RECORD SET:

-- Start --

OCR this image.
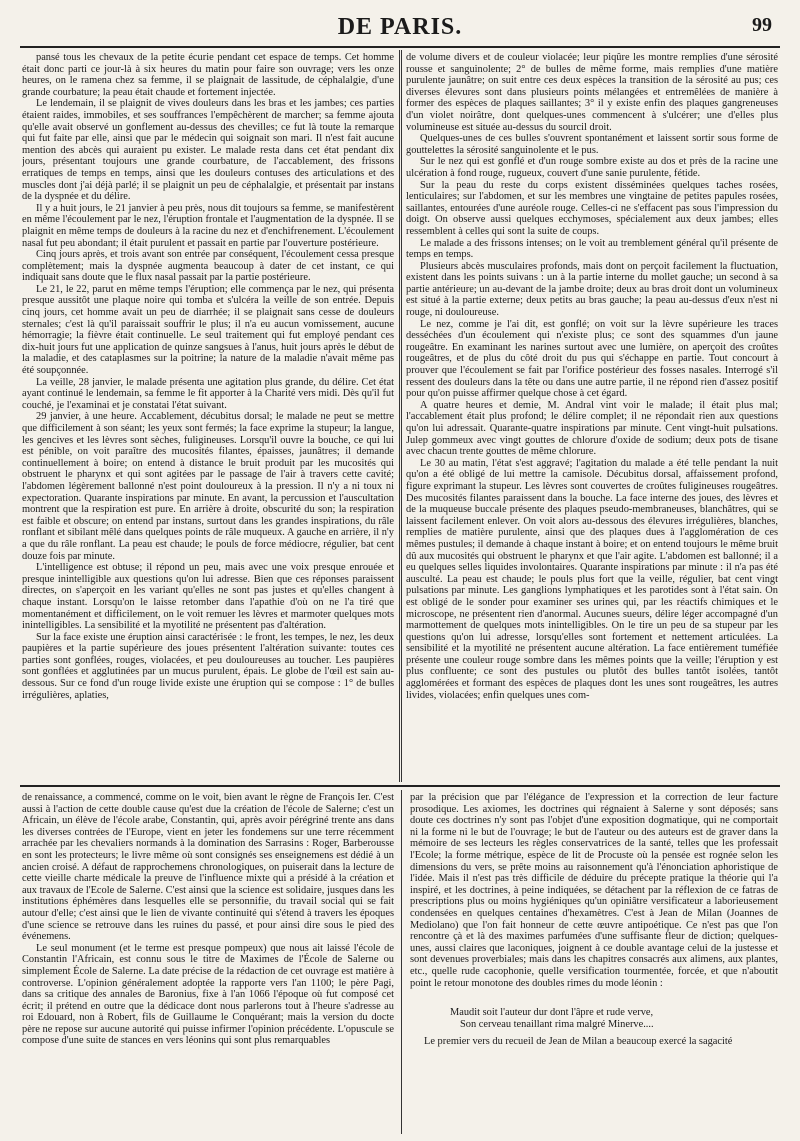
DE PARIS.	99

pansé tous les chevaux de la petite écurie pendant cet espace de temps. Cet homme était donc parti ce jour-là à six heures du matin pour faire son ouvrage; vers les onze heures, on le ramena chez sa femme, il se plaignait de lassitude, de céphalalgie, d'une grande courbature; la peau était chaude et fortement injectée.

Le lendemain, il se plaignit de vives douleurs dans les bras et les jambes; ces parties étaient raides, immobiles, et ses souffrances l'empêchèrent de marcher; sa femme ajouta qu'elle avait observé un gonflement au-dessus des chevilles; ce fut là toute la remarque qui fut faite par elle, ainsi que par le médecin qui soignait son mari. Il n'est fait aucune mention des abcès qui auraient pu exister. Le malade resta dans cet état pendant dix jours, présentant toujours une grande courbature, de l'accablement, des frissons erratiques de temps en temps, ainsi que les douleurs contuses des articulations et des muscles dont j'ai déjà parlé; il se plaignit un peu de céphalalgie, et présentait par instans de la dyspnée et du délire.

Il y a huit jours, le 21 janvier à peu près, nous dit toujours sa femme, se manifestèrent en même l'écoulement par le nez, l'éruption frontale et l'augmentation de la dyspnée. Il se plaignit en même temps de douleurs à la racine du nez et d'enchifrenement. L'écoulement nasal fut peu abondant; il était purulent et passait en partie par l'ouverture postérieure.

Cinq jours après, et trois avant son entrée par conséquent, l'écoulement cessa presque complètement; mais la dyspnée augmenta beaucoup à dater de cet instant, ce qui indiquait sans doute que le flux nasal passait par la partie postérieure.

Le 21, le 22, parut en même temps l'éruption; elle commença par le nez, qui présenta presque aussitôt une plaque noire qui tomba et s'ulcéra la veille de son entrée. Depuis cinq jours, cet homme avait un peu de diarrhée; il se plaignait sans cesse de douleurs sternales; c'est là qu'il paraissait souffrir le plus; il n'a eu aucun vomissement, aucune hémorragie; la fièvre était continuelle. Le seul traitement qui fut employé pendant ces dix-huit jours fut une application de quinze sangsues à l'anus, huit jours après le début de la maladie, et des cataplasmes sur la poitrine; la nature de la maladie n'avait même pas été soupçonnée.

La veille, 28 janvier, le malade présenta une agitation plus grande, du délire. Cet état ayant continué le lendemain, sa femme le fit apporter à la Charité vers midi. Dès qu'il fut couché, je l'examinai et je constatai l'état suivant.

29 janvier, à une heure. Accablement, décubitus dorsal; le malade ne peut se mettre que difficilement à son séant; les yeux sont fermés; la face exprime la stupeur; la langue, les gencives et les lèvres sont sèches, fuligineuses. Lorsqu'il ouvre la bouche, ce qui lui est pénible, on voit paraître des mucosités filantes, épaisses, jaunâtres; il demande continuellement à boire; on entend à distance le bruit produit par les mucosités qui obstruent le pharynx et qui sont agitées par le passage de l'air à travers cette cavité; l'abdomen légèrement ballonné n'est point douloureux à la pression. Il n'y a ni toux ni expectoration. Quarante inspirations par minute. En avant, la percussion et l'auscultation montrent que la respiration est pure. En arrière à droite, obscurité du son; la respiration est faible et obscure; on entend par instans, surtout dans les grandes inspirations, du râle ronflant et sibilant mêlé dans quelques points de râle muqueux. A gauche en arrière, il n'y a que du râle ronflant. La peau est chaude; le pouls de force médiocre, régulier, bat cent douze fois par minute.

L'intelligence est obtuse; il répond un peu, mais avec une voix presque enrouée et presque inintelligible aux questions qu'on lui adresse. Bien que ces réponses paraissent directes, on s'aperçoit en les variant qu'elles ne sont pas justes et qu'elles changent à chaque instant. Lorsqu'on le laisse retomber dans l'apathie d'où on ne l'a tiré que momentanément et difficilement, on le voit remuer les lèvres et marmoter quelques mots inintelligibles. La sensibilité et la myotilité ne présentent pas d'altération.

Sur la face existe une éruption ainsi caractérisée : le front, les tempes, le nez, les deux paupières et la partie supérieure des joues présentent l'altération suivante: toutes ces parties sont gonflées, rouges, violacées, et peu douloureuses au toucher. Les paupières sont gonflées et agglutinées par un mucus purulent, épais. Le globe de l'œil est sain au-dessous. Sur ce fond d'un rouge livide existe une éruption qui se compose : 1° de bulles irrégulières, aplaties,

de volume divers et de couleur violacée; leur piqûre les montre remplies d'une sérosité rousse et sanguinolente; 2° de bulles de même forme, mais remplies d'une matière purulente jaunâtre; on suit entre ces deux espèces la transition de la sérosité au pus; ces diverses élevures sont dans plusieurs points mélangées et entremêlées de manière à former des espèces de plaques saillantes; 3° il y existe enfin des plaques gangreneuses d'un violet noirâtre, dont quelques-unes commencent à s'ulcérer; une d'elles plus volumineuse est située au-dessus du sourcil droit.

Quelques-unes de ces bulles s'ouvrent spontanément et laissent sortir sous forme de gouttelettes la sérosité sanguinolente et le pus.

Sur le nez qui est gonflé et d'un rouge sombre existe au dos et près de la racine une ulcération à fond rouge, rugueux, couvert d'une sanie purulente, fétide.

Sur la peau du reste du corps existent disséminées quelques taches rosées, lenticulaires; sur l'abdomen, et sur les membres une vingtaine de petites papules rosées, saillantes, entourées d'une auréole rouge. Celles-ci ne s'effacent pas sous l'impression du doigt. On observe aussi quelques ecchymoses, spécialement aux deux jambes; elles ressemblent à celles qui sont la suite de coups.

Le malade a des frissons intenses; on le voit au tremblement général qu'il présente de temps en temps.

Plusieurs abcès musculaires profonds, mais dont on perçoit facilement la fluctuation, existent dans les points suivans : un à la partie interne du mollet gauche; un second à sa partie antérieure; un au-devant de la jambe droite; deux au bras droit dont un volumineux est situé à la partie externe; deux petits au bras gauche; la peau au-dessus d'eux n'est ni rouge, ni douloureuse.

Le nez, comme je l'ai dit, est gonflé; on voit sur la lèvre supérieure les traces desséchées d'un écoulement qui n'existe plus; ce sont des squammes d'un jaune rougeâtre. En examinant les narines surtout avec une lumière, on aperçoit des croûtes rougeâtres, et de plus du côté droit du pus qui s'échappe en partie. Tout concourt à prouver que l'écoulement se fait par l'orifice postérieur des fosses nasales. Interrogé s'il ressent des douleurs dans la tête ou dans une autre partie, il ne répond rien d'assez positif pour qu'on puisse affirmer quelque chose à cet égard.

A quatre heures et demie, M. Andral vint voir le malade; il était plus mal; l'accablement était plus profond; le délire complet; il ne répondait rien aux questions qu'on lui adressait. Quarante-quatre inspirations par minute. Cent vingt-huit pulsations. Julep gommeux avec vingt gouttes de chlorure d'oxide de sodium; deux pots de tisane avec chacun trente gouttes de même chlorure.

Le 30 au matin, l'état s'est aggravé; l'agitation du malade a été telle pendant la nuit qu'on a été obligé de lui mettre la camisole. Décubitus dorsal, affaissement profond, figure exprimant la stupeur. Les lèvres sont couvertes de croûtes fuligineuses rougeâtres. Des mucosités filantes paraissent dans la bouche. La face interne des joues, des lèvres et de la muqueuse buccale présente des plaques pseudo-membraneuses, blanchâtres, qui se laissent facilement enlever. On voit alors au-dessous des élevures irrégulières, blanches, remplies de matière purulente, ainsi que des plaques dues à l'agglomération de ces mêmes pustules; il demande à chaque instant à boire; et on entend toujours le même bruit dû aux mucosités qui obstruent le pharynx et que l'air agite. L'abdomen est ballonné; il a eu quelques selles liquides involontaires. Quarante inspirations par minute : il n'a pas été ausculté. La peau est chaude; le pouls plus fort que la veille, régulier, bat cent vingt pulsations par minute. Les ganglions lymphatiques et les parotides sont à l'état sain. On est obligé de le sonder pour examiner ses urines qui, par les réactifs chimiques et le microscope, ne présentent rien d'anormal. Aucunes sueurs, délire léger accompagné d'un marmottement de quelques mots inintelligibles. On le tire un peu de sa stupeur par les questions qu'on lui adresse, lorsqu'elles sont fortement et nettement articulées. La sensibilité et la myotilité ne présentent aucune altération. La face entièrement tuméfiée présente une couleur rouge sombre dans les mêmes points que la veille; l'éruption y est plus confluente; ce sont des pustules ou plutôt des bulles tantôt isolées, tantôt agglomérées et formant des espèces de plaques dont les unes sont rougeâtres, les autres livides, violacées; enfin quelques unes com-

de renaissance, a commencé, comme on le voit, bien avant le règne de François Ier. C'est aussi à l'action de cette double cause qu'est due la création de l'école de Salerne; c'est un Africain, un élève de l'école arabe, Constantin, qui, après avoir pérégriné trente ans dans les diverses contrées de l'Europe, vient en jeter les fondemens sur une terre récemment arrachée par les chevaliers normands à la domination des Sarrasins : Roger, Barberousse en sont les protecteurs; le livre même où sont consignés ses enseignemens est dédié à un ancien croisé. A défaut de rapprochemens chronologiques, on puiserait dans la lecture de cette vieille charte médicale la preuve de l'influence mixte qui a présidé à la création et aux travaux de l'Ecole de Salerne. C'est ainsi que la science est solidaire, jusques dans les institutions éphémères dans lesquelles elle se personnifie, du travail social qui se fait autour d'elle; c'est ainsi que le lien de vivante continuité qui s'étend à travers les époques d'une science se retrouve dans les ruines du passé, et pour ainsi dire sous le pied des événemens.

Le seul monument (et le terme est presque pompeux) que nous ait laissé l'école de Constantin l'Africain, est connu sous le titre de Maximes de l'École de Salerne ou simplement École de Salerne. La date précise de la rédaction de cet ouvrage est matière à controverse. L'opinion généralement adoptée la rapporte vers l'an 1100; le père Pagi, dans sa critique des annales de Baronius, fixe à l'an 1066 l'époque où fut composé cet écrit; il prétend en outre que la dédicace dont nous parlerons tout à l'heure s'adresse au roi Edouard, non à Robert, fils de Guillaume le Conquérant; mais la version du docte père ne repose sur aucune autorité qui puisse infirmer l'opinion précédente. L'opuscule se compose d'une suite de stances en vers léonins qui sont plus remarquables

par la précision que par l'élégance de l'expression et la correction de leur facture prosodique. Les axiomes, les doctrines qui régnaient à Salerne y sont déposés; sans doute ces doctrines n'y sont pas l'objet d'une exposition dogmatique, qui ne comportait ni la forme ni le but de l'ouvrage; le but de l'auteur ou des auteurs est de graver dans la mémoire de ses lecteurs les règles conservatrices de la santé, telles que les professait l'Ecole; la forme métrique, espèce de lit de Procuste où la pensée est rognée selon les dimensions du vers, se prête moins au raisonnement qu'à l'énonciation aphoristique de l'idée. Mais il n'est pas très difficile de déduire du précepte pratique la théorie qui l'a inspiré, et les doctrines, à peine indiquées, se détachent par la réflexion de ce fatras de prescriptions plus ou moins hygiéniques qu'un opiniâtre versificateur a laborieusement condensées en quelques centaines d'hexamètres. C'est à Jean de Milan (Joannes de Mediolano) que l'on fait honneur de cette œuvre antipoétique. Ce n'est pas que l'on rencontre çà et là des maximes parfumées d'une suffisante fleur de diction; quelques-unes, aussi claires que laconiques, joignent à ce double avantage celui de la justesse et sont devenues proverbiales; mais dans les chapitres consacrés aux alimens, aux plantes, etc., quelle rude cacophonie, quelle versification tourmentée, forcée, et que n'aboutit point le retour monotone des doubles rimes du mode léonin :

Maudit soit l'auteur dur dont l'âpre et rude verve,
Son cerveau tenaillant rima malgré Minerve....

Le premier vers du recueil de Jean de Milan a beaucoup exercé la sagacité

-- End --

WHAT NEEDS TO BE DONE: Look through the entries and return every line where "passait" appears.

RESULT OF THE EXERCISE:
Il y a huit jours, le 21 janvier à peu près, nous dit toujours sa femme, se manifestèrent en même l'écoulement par le nez, l'éruption frontale et l'augmentation de la dyspnée. Il se plaignit en même temps de douleurs à la racine du nez et d'enchifrenement. L'écoulement nasal fut peu abondant; il était purulent et passait en partie par l'ouverture postérieure.
Cinq jours après, et trois avant son entrée par conséquent, l'écoulement cessa presque complètement; mais la dyspnée augmenta beaucoup à dater de cet instant, ce qui indiquait sans doute que le flux nasal passait par la partie postérieure.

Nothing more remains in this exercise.